**WHAT THE TASK REQUIRES:**
Go through the records below line by line, counting those that contain the word "image"; answer with the count only.

**MATERIAL SUPPLIED:**
######

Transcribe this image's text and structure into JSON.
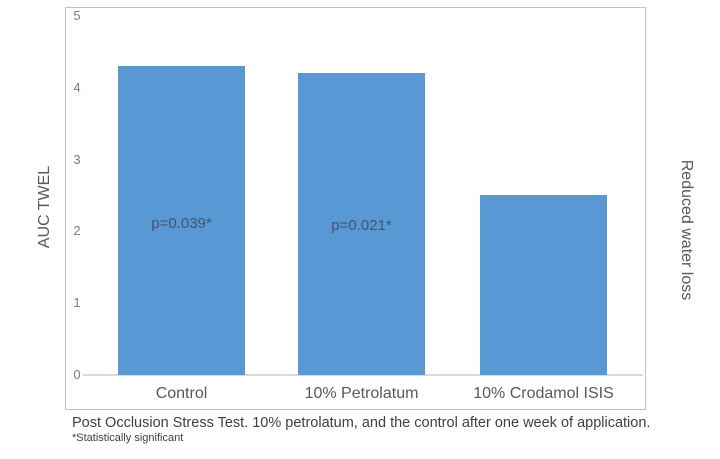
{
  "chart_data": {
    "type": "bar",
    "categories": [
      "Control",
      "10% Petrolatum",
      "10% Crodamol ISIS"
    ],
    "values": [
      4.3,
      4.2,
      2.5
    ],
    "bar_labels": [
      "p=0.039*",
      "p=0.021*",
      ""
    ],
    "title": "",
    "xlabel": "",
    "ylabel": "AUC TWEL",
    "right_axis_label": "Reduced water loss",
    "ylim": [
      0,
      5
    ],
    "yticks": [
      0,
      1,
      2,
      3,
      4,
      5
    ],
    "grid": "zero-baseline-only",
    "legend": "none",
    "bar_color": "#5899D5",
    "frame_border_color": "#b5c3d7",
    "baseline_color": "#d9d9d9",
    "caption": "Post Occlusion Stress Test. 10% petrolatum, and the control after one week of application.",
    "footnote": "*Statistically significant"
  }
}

######

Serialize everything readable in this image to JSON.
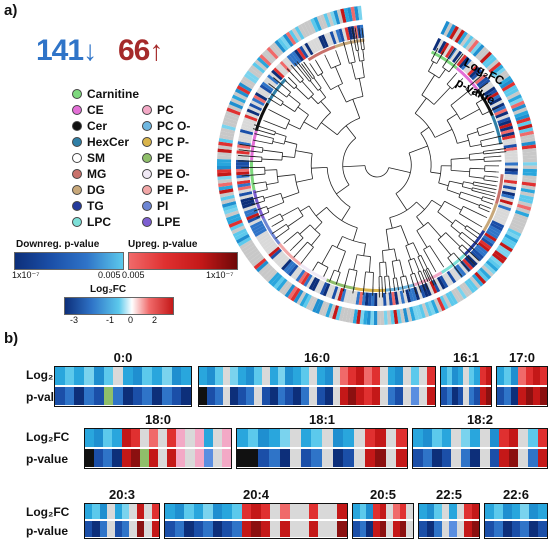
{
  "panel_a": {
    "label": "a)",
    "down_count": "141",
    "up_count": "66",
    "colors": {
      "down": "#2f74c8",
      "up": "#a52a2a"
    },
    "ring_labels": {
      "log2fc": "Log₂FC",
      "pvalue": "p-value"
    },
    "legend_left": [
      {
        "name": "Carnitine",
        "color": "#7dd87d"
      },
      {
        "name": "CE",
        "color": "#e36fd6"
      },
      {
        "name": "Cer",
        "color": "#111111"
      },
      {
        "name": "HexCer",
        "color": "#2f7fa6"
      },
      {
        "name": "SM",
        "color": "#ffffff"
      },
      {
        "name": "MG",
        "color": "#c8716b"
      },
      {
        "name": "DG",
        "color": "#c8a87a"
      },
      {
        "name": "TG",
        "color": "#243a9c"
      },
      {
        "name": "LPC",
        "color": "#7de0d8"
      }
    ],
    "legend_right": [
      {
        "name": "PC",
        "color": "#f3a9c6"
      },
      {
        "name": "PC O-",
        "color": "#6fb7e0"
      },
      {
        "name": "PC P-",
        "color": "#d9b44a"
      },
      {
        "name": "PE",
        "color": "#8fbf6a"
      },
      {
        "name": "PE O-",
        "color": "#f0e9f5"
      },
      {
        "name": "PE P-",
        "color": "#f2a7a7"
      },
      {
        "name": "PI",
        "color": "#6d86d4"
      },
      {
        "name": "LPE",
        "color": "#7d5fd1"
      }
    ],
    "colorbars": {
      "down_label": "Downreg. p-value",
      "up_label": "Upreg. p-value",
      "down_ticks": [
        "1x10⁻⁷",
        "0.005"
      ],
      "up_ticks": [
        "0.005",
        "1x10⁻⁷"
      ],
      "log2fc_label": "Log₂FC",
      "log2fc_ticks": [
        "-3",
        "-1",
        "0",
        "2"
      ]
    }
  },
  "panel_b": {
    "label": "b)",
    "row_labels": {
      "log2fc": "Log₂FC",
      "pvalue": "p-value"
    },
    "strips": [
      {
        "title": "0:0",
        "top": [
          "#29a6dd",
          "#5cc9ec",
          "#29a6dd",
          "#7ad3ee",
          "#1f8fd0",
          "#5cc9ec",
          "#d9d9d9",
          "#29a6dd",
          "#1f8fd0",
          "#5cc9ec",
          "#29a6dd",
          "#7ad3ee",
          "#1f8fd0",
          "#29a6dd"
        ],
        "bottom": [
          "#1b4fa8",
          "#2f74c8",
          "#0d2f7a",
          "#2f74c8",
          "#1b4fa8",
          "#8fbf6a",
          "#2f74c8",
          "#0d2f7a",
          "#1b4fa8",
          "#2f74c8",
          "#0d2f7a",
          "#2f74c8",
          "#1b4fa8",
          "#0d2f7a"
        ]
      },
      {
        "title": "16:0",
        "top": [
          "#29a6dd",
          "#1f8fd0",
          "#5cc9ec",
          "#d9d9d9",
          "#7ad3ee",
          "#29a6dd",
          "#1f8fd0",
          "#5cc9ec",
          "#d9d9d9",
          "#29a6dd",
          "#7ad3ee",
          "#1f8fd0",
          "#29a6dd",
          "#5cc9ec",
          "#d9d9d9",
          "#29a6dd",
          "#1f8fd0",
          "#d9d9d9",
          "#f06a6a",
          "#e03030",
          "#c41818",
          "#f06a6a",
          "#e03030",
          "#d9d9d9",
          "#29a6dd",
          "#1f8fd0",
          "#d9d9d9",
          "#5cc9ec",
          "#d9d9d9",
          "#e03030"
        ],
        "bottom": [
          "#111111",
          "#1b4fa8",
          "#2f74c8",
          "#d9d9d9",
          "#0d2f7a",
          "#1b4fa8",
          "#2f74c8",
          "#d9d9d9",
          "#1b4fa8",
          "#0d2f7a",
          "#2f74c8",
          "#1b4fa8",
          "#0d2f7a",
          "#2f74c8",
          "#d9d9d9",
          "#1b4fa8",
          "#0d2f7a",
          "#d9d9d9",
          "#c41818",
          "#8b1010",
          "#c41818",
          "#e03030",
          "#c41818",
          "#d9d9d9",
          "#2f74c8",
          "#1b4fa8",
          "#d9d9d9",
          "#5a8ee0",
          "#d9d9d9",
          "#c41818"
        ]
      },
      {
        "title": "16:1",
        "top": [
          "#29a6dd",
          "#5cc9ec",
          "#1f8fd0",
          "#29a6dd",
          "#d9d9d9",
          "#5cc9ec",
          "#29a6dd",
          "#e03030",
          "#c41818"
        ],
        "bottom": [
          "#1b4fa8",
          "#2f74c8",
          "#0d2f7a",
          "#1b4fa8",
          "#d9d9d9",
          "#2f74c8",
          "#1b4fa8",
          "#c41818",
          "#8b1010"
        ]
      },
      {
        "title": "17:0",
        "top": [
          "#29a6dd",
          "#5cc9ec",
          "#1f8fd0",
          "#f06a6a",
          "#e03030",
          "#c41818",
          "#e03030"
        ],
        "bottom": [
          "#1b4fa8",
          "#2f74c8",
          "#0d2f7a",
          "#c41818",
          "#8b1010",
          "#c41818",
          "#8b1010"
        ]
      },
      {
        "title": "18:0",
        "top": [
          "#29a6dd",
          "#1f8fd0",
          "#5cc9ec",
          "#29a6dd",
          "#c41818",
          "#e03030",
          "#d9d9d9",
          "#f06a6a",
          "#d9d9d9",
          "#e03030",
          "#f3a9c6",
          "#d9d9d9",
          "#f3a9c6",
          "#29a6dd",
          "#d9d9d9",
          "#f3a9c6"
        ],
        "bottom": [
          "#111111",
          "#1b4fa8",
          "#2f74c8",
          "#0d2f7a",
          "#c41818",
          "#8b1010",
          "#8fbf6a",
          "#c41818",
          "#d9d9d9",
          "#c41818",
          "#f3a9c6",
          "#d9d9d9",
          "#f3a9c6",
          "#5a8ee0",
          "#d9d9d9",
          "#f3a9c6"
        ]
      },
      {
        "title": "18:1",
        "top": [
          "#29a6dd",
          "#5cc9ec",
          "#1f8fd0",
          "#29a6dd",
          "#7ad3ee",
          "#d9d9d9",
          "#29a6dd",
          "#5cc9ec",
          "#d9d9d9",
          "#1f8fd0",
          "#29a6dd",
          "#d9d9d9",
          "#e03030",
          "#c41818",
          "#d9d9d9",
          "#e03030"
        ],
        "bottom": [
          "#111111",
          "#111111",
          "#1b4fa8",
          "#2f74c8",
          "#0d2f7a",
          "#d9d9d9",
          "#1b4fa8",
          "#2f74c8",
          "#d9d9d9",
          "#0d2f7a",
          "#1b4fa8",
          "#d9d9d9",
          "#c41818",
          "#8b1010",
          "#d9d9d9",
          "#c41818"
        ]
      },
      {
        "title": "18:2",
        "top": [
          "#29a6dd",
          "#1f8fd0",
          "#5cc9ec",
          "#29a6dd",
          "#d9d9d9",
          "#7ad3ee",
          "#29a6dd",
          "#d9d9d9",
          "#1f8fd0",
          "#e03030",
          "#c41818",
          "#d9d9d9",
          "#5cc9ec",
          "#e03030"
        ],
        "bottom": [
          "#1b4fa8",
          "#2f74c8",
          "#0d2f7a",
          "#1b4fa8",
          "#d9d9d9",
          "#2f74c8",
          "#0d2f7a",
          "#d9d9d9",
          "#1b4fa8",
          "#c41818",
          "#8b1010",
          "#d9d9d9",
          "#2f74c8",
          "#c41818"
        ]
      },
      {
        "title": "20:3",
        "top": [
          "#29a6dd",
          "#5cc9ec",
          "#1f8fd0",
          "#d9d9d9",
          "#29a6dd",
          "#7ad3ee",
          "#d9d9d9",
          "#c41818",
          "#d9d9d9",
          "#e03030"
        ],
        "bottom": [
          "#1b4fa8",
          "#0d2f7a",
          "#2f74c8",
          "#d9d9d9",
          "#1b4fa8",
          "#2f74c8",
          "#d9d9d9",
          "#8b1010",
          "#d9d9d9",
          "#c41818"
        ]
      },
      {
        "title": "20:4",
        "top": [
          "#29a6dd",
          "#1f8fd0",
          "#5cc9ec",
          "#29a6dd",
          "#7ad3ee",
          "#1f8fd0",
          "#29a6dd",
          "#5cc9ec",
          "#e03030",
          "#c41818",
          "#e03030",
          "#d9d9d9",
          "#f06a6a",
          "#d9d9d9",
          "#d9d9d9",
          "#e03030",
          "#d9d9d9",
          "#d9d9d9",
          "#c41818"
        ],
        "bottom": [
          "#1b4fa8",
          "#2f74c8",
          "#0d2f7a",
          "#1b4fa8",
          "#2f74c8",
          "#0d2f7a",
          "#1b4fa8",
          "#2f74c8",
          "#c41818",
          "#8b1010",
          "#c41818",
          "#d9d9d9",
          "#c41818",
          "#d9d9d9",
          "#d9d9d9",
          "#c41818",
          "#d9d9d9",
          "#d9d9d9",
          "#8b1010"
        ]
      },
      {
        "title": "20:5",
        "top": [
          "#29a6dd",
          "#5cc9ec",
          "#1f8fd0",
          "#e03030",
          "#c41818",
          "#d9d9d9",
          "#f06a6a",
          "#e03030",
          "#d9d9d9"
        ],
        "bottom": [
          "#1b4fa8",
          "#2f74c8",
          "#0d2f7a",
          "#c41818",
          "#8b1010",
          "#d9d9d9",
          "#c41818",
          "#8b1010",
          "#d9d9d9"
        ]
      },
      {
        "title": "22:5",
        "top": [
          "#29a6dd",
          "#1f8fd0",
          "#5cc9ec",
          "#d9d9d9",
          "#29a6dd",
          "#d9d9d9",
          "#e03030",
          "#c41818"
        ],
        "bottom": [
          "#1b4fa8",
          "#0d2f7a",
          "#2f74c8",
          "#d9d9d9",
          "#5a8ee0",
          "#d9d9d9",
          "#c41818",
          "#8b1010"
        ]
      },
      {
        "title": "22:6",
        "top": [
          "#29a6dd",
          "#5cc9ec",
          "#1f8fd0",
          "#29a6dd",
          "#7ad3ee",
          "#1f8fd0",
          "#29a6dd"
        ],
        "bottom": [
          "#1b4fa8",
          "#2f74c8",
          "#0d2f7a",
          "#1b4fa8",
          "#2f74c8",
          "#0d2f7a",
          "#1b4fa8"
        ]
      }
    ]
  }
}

######

**WRITTEN REPLY:**
2